### Short problem:
Every line holding the string "WordPressa" should be gathered.

Recorded data:
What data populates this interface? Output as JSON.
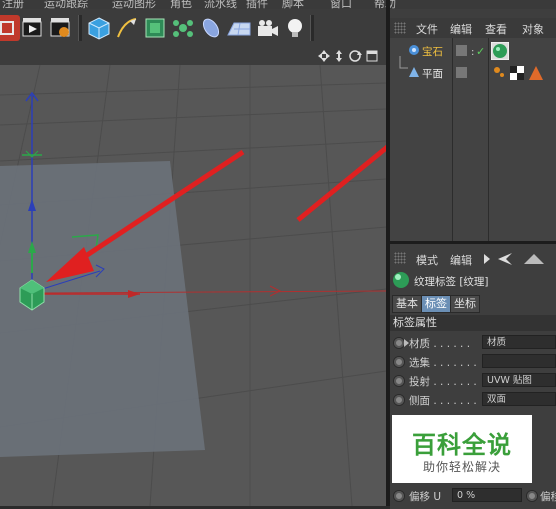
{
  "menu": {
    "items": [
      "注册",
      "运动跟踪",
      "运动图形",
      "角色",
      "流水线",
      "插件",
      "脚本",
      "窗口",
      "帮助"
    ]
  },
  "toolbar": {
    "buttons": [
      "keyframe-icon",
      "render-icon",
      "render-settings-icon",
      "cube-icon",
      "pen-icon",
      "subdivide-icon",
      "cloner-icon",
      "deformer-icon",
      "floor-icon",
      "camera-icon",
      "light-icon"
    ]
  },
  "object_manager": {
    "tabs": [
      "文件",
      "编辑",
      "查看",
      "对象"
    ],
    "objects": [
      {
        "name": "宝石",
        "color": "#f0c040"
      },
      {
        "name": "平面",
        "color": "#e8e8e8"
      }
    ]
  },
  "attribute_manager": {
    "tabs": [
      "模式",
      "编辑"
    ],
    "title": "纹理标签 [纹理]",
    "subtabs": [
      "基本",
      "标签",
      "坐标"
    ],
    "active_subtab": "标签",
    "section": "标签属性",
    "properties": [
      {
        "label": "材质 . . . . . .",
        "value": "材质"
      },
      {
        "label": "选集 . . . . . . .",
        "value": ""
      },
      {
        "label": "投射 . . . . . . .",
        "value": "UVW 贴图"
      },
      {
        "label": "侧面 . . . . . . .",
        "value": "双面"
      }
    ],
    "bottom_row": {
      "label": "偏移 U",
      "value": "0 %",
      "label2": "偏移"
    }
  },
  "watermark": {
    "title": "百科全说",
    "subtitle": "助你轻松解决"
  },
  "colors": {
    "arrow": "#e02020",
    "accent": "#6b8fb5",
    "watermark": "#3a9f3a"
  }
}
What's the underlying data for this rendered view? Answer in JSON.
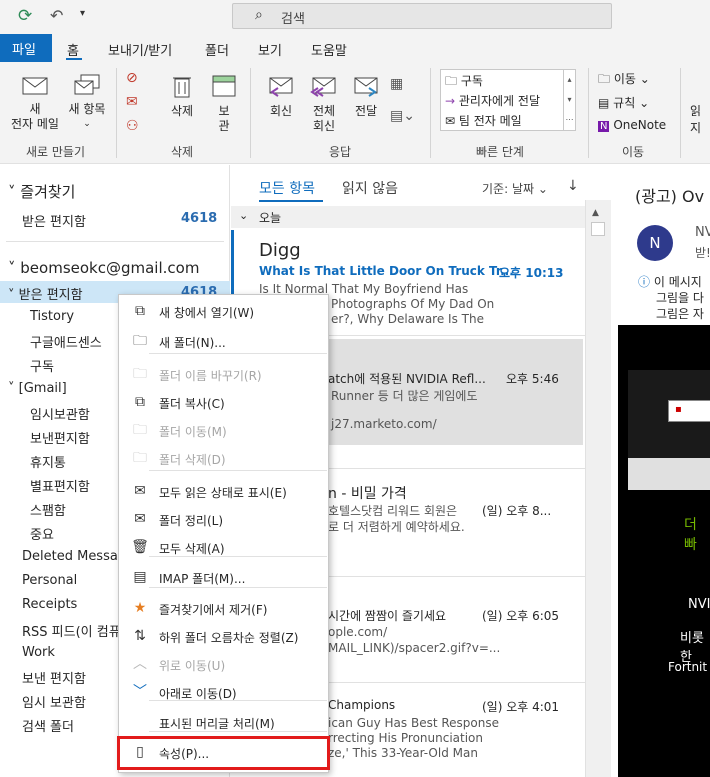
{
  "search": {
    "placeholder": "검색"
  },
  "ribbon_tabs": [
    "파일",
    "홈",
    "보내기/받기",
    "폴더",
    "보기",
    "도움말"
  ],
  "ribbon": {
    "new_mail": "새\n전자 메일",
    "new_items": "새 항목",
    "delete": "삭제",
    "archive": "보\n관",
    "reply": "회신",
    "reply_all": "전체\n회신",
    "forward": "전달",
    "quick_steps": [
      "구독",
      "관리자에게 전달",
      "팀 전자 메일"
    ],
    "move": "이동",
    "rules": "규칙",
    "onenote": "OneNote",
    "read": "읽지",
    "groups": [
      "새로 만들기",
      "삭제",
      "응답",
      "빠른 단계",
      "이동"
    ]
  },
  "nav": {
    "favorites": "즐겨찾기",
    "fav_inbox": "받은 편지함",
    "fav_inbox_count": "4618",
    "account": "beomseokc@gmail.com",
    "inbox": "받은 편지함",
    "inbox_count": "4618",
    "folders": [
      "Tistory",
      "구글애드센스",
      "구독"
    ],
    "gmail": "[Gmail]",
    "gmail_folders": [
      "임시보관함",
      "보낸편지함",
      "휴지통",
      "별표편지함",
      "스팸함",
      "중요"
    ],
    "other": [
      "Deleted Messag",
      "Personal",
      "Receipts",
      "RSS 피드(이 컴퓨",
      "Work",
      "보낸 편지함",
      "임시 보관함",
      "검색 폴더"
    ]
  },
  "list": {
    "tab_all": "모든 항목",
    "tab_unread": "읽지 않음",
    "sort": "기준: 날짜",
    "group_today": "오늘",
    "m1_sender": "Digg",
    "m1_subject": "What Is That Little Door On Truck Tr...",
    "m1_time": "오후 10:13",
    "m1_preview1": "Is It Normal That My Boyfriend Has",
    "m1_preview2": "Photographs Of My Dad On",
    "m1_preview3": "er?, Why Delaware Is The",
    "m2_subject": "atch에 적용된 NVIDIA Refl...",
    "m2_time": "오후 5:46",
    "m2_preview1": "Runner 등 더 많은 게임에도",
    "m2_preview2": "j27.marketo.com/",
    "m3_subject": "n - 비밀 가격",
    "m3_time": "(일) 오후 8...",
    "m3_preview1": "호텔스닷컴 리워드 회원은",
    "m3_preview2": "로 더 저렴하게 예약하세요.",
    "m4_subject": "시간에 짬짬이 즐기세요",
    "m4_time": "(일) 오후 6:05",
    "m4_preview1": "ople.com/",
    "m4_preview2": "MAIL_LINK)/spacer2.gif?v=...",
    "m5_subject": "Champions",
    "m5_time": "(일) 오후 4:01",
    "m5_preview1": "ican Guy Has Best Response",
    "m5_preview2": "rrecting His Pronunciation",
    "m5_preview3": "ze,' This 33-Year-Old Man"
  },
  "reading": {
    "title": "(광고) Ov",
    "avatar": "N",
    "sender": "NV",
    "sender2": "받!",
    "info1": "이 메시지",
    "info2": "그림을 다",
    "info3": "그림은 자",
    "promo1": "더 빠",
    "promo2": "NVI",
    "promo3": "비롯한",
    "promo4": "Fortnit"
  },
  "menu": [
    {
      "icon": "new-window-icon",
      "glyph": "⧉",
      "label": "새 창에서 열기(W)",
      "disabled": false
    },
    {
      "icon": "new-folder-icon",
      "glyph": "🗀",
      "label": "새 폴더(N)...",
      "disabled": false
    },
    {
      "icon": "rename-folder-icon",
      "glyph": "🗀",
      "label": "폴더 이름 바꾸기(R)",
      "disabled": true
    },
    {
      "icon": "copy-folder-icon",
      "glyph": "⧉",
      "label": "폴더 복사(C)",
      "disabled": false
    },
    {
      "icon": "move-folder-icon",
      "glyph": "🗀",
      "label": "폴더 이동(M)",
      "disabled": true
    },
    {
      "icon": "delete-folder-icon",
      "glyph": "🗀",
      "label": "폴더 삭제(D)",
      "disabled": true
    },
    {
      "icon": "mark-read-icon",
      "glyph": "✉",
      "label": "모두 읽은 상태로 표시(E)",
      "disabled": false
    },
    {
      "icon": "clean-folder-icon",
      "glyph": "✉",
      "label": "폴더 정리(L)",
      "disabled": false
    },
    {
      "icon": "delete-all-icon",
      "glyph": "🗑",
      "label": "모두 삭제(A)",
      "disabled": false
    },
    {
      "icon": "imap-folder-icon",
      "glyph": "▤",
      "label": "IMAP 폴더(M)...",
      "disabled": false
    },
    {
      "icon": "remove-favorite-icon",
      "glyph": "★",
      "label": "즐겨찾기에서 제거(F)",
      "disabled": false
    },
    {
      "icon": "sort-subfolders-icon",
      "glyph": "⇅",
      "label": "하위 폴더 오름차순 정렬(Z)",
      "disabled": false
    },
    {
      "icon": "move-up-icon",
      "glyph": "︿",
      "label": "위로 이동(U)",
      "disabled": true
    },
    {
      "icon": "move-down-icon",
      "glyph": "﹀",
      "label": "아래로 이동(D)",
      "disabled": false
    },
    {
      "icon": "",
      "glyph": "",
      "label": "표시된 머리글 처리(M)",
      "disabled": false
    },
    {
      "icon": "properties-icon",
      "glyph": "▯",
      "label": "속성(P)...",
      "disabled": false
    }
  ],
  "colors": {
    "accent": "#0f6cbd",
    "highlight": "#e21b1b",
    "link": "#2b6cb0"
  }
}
---
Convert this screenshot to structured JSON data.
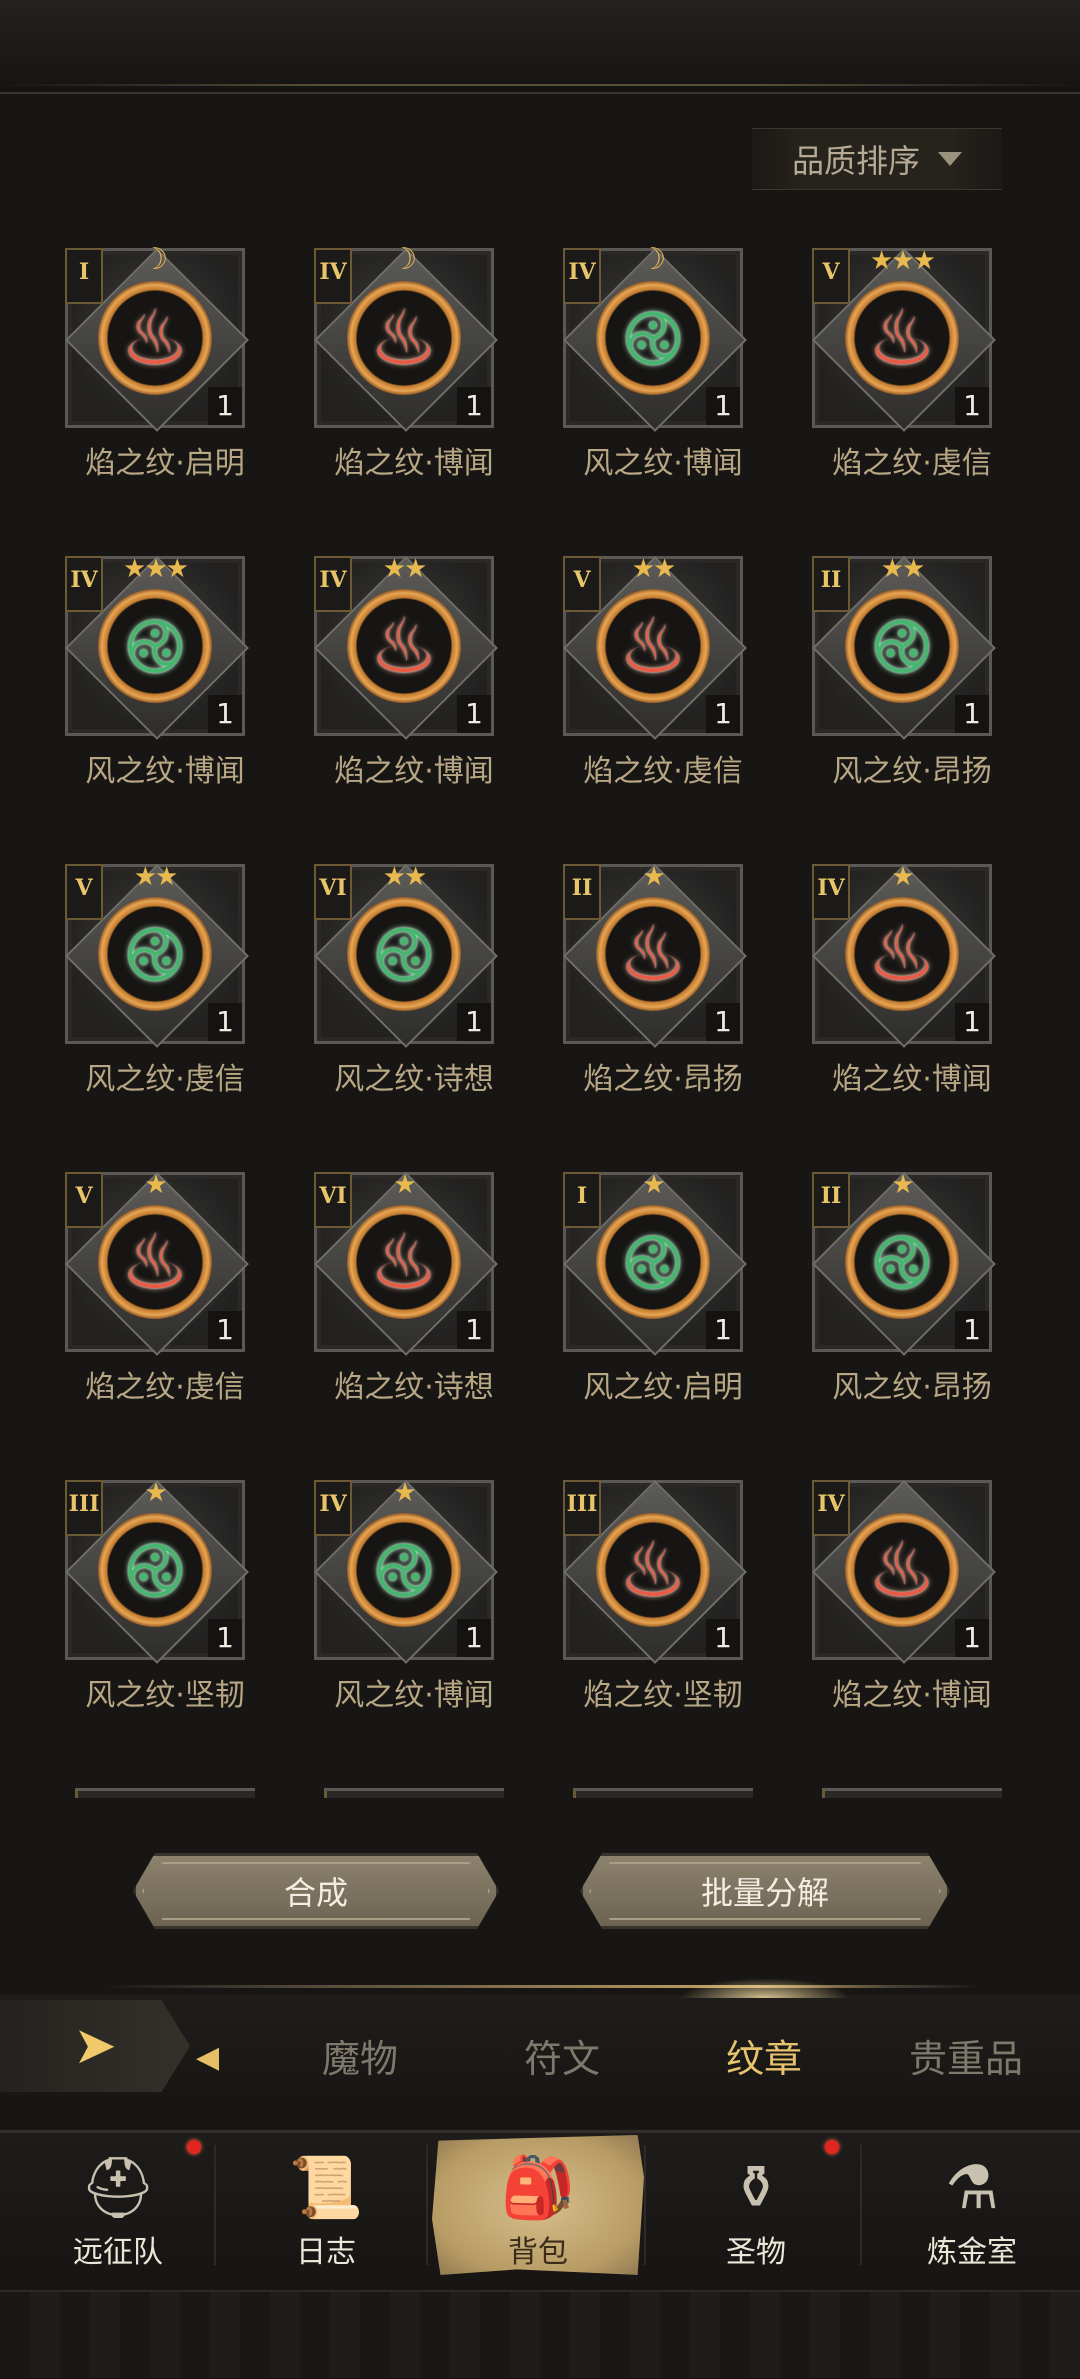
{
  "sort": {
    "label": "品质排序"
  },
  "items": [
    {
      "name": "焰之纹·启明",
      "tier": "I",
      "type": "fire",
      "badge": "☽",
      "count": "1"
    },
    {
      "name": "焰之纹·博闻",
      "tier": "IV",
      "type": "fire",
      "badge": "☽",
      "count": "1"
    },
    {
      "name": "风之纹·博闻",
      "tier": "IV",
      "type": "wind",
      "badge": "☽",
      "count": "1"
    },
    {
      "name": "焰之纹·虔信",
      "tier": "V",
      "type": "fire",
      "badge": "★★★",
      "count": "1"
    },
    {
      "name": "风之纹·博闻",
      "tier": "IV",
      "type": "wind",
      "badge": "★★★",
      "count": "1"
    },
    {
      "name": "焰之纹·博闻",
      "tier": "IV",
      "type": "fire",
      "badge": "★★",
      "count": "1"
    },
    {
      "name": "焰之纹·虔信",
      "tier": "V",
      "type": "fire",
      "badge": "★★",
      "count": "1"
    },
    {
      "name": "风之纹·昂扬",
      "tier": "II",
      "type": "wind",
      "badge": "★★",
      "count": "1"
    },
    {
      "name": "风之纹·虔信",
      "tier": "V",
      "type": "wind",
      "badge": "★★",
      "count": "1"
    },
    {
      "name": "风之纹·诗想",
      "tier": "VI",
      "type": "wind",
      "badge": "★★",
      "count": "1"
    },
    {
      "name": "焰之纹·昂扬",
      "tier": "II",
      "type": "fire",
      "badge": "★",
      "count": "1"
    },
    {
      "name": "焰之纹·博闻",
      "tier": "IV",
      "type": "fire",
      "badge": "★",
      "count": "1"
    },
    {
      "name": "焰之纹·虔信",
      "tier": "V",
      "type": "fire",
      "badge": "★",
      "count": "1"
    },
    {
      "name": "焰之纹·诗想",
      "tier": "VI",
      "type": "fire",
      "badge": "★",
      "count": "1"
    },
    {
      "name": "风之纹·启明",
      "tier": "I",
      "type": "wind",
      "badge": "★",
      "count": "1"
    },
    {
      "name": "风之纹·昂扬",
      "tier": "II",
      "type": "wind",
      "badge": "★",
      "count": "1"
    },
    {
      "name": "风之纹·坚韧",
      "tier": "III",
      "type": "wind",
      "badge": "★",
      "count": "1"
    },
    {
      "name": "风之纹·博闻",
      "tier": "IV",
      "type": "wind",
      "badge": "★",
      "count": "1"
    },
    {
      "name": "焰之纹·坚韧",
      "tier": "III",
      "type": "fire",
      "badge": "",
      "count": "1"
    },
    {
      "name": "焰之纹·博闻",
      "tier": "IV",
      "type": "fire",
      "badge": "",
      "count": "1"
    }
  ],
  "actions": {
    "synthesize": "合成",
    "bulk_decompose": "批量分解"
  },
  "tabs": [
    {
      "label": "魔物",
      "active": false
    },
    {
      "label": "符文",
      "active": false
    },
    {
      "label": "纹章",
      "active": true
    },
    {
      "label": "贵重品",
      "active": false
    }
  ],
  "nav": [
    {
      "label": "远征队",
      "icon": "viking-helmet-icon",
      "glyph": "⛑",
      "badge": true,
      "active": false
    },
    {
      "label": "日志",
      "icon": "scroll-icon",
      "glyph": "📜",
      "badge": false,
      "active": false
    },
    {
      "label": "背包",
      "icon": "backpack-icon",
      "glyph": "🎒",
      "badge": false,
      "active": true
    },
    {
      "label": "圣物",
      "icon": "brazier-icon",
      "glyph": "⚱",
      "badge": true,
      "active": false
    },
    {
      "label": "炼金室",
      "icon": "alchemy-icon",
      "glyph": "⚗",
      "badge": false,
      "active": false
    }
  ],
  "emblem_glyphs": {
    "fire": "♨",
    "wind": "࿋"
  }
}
* * *
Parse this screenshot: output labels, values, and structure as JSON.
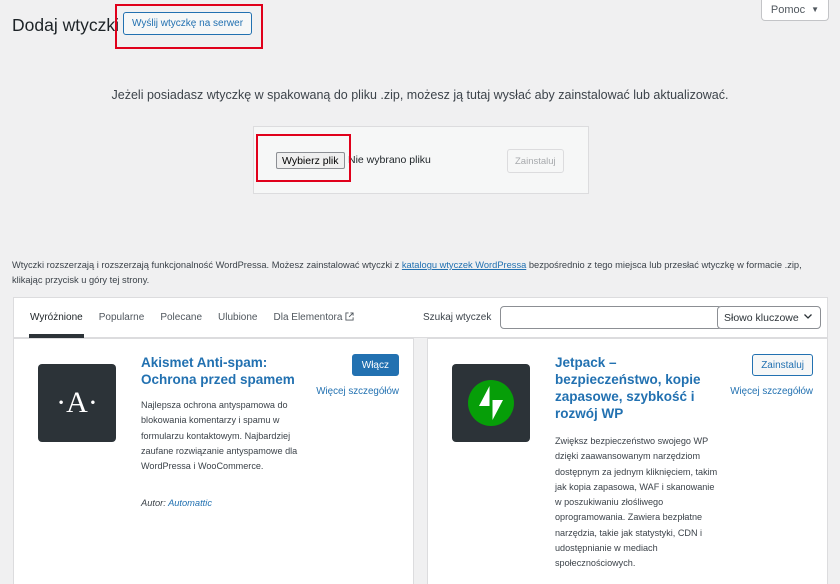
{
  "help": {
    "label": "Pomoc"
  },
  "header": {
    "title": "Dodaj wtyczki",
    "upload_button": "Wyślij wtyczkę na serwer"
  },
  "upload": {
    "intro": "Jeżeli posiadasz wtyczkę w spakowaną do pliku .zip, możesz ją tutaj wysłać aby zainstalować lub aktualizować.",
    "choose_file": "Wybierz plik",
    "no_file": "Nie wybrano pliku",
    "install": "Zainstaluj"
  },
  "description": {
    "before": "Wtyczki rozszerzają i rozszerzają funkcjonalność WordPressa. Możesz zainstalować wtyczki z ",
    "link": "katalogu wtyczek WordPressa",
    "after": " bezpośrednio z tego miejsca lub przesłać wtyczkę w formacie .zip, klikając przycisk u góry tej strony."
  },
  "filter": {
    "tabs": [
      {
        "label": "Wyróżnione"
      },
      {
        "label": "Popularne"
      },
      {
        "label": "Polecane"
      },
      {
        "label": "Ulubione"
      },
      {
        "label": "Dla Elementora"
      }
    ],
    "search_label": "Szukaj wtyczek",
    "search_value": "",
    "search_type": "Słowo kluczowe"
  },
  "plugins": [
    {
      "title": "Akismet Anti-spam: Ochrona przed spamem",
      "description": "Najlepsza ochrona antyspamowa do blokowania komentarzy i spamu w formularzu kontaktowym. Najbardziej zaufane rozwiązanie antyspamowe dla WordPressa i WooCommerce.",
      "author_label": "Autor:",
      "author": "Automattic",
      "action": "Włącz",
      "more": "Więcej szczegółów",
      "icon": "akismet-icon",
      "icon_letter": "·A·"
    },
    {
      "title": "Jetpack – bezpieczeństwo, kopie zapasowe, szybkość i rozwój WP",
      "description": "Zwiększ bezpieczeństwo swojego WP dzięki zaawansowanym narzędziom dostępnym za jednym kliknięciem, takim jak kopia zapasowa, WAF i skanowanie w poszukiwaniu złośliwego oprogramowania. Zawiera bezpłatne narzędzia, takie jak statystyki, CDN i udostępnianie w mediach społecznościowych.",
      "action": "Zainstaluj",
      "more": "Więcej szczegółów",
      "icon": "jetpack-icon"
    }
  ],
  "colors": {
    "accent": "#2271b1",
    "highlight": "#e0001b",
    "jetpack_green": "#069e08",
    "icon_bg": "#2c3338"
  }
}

### Expected answer:
    "before": "Wtyczki rozszerzają i rozszerzają funkcjonalność WordPressa. Możesz zainstalować wtyczki z ",
    "link": "katalogu wtyczek WordPressa",
      "description": "Najlepsza ochrona antyspamowa do blokowania komentarzy i spamu w formularzu kontaktowym. Najbardziej zaufane rozwiązanie antyspamowe dla WordPressa i WooCommerce.",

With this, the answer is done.